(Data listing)
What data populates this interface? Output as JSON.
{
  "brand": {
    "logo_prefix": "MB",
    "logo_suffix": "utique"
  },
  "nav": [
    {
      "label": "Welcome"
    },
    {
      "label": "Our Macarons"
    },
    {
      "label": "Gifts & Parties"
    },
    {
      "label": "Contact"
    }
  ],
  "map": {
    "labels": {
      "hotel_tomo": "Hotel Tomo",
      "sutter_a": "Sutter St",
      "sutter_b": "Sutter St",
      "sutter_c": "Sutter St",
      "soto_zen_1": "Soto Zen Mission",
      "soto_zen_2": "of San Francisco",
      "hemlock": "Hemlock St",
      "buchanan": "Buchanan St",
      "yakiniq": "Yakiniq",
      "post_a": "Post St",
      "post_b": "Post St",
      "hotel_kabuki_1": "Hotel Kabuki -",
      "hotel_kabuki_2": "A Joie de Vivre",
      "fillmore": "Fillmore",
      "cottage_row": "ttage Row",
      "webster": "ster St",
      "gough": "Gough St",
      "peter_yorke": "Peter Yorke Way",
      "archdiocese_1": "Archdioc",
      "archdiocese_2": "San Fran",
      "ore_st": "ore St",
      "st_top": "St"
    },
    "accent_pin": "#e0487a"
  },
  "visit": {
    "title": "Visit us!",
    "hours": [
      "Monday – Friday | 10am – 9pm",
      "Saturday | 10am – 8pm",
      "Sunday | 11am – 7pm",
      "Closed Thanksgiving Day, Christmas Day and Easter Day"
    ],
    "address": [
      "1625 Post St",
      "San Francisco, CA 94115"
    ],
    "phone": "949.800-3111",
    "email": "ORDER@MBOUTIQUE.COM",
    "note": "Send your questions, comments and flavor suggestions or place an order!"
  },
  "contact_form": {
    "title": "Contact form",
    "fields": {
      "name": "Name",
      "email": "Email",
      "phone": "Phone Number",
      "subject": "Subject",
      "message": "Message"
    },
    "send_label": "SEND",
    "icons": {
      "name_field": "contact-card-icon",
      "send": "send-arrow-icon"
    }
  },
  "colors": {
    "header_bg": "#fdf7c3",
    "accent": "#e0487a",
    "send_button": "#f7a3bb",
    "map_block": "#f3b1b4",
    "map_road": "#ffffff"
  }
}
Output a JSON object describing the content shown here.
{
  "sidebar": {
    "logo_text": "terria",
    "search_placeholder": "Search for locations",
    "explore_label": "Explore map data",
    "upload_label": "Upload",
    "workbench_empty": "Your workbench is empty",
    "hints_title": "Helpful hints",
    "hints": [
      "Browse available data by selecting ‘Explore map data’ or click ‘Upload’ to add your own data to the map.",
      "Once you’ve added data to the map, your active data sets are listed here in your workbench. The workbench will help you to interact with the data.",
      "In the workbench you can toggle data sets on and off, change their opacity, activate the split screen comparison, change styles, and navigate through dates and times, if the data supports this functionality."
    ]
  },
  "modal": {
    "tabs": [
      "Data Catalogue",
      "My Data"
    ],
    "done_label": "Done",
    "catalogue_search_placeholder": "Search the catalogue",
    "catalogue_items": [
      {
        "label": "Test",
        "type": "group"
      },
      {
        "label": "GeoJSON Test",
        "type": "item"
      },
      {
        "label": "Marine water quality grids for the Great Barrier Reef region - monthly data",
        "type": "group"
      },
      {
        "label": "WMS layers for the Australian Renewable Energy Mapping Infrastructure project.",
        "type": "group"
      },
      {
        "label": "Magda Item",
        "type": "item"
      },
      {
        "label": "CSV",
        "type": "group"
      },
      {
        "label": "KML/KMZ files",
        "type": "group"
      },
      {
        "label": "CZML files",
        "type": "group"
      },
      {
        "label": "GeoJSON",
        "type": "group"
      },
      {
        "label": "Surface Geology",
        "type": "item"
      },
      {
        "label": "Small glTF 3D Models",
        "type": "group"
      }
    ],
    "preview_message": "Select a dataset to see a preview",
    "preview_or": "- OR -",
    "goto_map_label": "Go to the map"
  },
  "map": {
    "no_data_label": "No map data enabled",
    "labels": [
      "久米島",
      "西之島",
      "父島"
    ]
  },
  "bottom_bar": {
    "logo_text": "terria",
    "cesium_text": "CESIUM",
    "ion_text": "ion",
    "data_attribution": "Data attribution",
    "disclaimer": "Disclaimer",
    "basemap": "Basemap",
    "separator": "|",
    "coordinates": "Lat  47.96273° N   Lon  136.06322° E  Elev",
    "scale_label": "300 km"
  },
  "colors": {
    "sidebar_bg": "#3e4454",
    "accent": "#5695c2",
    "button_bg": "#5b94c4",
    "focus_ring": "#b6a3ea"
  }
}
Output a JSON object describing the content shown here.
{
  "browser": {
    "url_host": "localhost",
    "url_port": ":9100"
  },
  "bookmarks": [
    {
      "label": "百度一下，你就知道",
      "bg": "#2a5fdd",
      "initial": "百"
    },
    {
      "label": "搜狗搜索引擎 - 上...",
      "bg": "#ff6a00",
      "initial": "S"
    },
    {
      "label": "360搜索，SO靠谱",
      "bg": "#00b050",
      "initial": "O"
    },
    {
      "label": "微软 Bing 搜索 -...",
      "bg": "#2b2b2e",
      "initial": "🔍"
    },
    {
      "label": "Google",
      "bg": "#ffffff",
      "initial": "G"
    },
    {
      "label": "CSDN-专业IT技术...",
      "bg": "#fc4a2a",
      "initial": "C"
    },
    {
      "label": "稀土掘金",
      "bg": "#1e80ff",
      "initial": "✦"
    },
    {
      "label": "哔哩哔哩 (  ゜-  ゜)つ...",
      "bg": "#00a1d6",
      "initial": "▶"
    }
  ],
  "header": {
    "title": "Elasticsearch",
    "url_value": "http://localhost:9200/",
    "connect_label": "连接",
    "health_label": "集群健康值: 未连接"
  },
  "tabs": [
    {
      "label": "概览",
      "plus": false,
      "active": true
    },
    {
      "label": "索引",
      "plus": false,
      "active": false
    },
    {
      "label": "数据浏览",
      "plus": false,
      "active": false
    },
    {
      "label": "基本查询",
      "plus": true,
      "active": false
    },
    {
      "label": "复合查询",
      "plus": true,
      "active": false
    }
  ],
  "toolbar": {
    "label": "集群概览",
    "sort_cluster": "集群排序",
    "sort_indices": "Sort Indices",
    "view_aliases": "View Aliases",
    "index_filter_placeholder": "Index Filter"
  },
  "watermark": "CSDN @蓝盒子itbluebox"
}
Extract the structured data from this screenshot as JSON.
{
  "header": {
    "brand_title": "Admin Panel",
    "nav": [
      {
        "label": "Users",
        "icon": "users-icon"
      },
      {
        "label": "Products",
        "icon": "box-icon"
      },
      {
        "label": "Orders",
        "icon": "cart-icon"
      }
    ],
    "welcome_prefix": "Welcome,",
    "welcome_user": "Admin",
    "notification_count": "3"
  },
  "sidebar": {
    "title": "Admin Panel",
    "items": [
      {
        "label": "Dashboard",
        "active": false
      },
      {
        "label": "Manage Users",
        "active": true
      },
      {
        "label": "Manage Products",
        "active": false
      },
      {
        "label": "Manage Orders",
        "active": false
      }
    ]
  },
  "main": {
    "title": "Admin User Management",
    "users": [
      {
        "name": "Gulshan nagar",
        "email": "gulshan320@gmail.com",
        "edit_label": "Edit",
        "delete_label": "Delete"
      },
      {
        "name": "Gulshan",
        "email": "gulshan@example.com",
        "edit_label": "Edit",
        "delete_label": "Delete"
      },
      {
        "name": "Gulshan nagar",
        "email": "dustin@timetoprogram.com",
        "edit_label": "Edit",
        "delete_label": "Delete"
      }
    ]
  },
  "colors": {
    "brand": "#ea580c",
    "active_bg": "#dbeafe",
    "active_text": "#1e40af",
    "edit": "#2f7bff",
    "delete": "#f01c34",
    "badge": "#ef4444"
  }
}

### REQUIREMENT
Count how many lines above carry the word "Post". Only the number is required.

### SOLUTION TO THIS EXERCISE
3